:: Exercise brief ::
Look for "Extract the structured" in the records below, then copy that line and every line after it, exactly and with nothing added.

:: Information given ::
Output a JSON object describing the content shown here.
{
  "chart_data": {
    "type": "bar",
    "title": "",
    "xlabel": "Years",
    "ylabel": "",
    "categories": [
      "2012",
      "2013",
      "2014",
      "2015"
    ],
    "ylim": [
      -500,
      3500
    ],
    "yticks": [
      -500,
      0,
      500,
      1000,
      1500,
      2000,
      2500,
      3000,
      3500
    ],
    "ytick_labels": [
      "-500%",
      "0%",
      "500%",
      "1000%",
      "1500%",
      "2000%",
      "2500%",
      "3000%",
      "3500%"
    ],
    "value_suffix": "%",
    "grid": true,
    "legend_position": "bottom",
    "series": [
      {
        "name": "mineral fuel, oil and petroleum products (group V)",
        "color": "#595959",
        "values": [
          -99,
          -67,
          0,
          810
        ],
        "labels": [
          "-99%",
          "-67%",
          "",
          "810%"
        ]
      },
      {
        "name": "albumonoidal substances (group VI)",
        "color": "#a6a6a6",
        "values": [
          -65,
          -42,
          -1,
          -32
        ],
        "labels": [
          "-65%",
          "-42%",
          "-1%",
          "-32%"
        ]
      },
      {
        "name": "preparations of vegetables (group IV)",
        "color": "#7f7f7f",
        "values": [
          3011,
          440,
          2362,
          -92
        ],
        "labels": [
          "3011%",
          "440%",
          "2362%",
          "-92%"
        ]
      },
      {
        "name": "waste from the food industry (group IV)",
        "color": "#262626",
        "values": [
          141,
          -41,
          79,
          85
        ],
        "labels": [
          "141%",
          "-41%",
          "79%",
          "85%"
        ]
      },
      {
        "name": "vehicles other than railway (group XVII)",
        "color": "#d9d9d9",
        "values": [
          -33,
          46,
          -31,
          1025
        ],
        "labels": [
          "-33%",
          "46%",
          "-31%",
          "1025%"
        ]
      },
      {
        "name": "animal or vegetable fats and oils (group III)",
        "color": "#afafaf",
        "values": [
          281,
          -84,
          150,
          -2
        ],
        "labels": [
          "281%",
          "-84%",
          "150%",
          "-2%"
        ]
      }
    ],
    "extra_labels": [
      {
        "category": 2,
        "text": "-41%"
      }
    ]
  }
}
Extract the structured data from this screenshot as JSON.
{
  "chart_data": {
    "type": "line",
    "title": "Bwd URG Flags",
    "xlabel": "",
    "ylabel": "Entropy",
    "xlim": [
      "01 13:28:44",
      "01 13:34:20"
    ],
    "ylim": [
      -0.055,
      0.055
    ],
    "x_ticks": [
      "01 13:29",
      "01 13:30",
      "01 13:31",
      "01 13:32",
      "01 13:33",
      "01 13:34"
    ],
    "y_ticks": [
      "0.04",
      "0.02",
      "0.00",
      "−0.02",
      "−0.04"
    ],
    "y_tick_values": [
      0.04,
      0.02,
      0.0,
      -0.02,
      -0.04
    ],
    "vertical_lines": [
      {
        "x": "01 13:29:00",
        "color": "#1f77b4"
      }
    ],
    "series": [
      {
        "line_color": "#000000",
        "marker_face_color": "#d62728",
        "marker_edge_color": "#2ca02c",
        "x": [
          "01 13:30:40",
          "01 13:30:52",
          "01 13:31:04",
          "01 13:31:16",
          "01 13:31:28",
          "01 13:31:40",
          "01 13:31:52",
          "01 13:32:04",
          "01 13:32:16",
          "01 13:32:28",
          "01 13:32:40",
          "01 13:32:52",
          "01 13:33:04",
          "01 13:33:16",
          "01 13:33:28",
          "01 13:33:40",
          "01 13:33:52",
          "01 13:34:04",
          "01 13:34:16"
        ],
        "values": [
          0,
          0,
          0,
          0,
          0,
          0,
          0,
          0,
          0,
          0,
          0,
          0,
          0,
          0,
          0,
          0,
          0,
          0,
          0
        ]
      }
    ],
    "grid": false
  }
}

:: Response for this exercise ::
Extract the structured data from this screenshot as JSON.
{
  "chart_data": {
    "type": "line",
    "title": "Bwd URG Flags",
    "xlabel": "",
    "ylabel": "Entropy",
    "xlim": [
      "01 13:28:44",
      "01 13:34:20"
    ],
    "ylim": [
      -0.055,
      0.055
    ],
    "x_ticks": [
      "01 13:29",
      "01 13:30",
      "01 13:31",
      "01 13:32",
      "01 13:33",
      "01 13:34"
    ],
    "y_ticks": [
      "0.04",
      "0.02",
      "0.00",
      "−0.02",
      "−0.04"
    ],
    "y_tick_values": [
      0.04,
      0.02,
      0.0,
      -0.02,
      -0.04
    ],
    "vertical_lines": [
      {
        "x": "01 13:29:00",
        "color": "#1f77b4"
      }
    ],
    "series": [
      {
        "line_color": "#000000",
        "marker_face_color": "#d62728",
        "marker_edge_color": "#2ca02c",
        "x": [
          "01 13:30:40",
          "01 13:30:52",
          "01 13:31:04",
          "01 13:31:16",
          "01 13:31:28",
          "01 13:31:40",
          "01 13:31:52",
          "01 13:32:04",
          "01 13:32:16",
          "01 13:32:28",
          "01 13:32:40",
          "01 13:32:52",
          "01 13:33:04",
          "01 13:33:16",
          "01 13:33:28",
          "01 13:33:40",
          "01 13:33:52",
          "01 13:34:04",
          "01 13:34:16"
        ],
        "values": [
          0,
          0,
          0,
          0,
          0,
          0,
          0,
          0,
          0,
          0,
          0,
          0,
          0,
          0,
          0,
          0,
          0,
          0,
          0
        ]
      }
    ],
    "grid": false
  }
}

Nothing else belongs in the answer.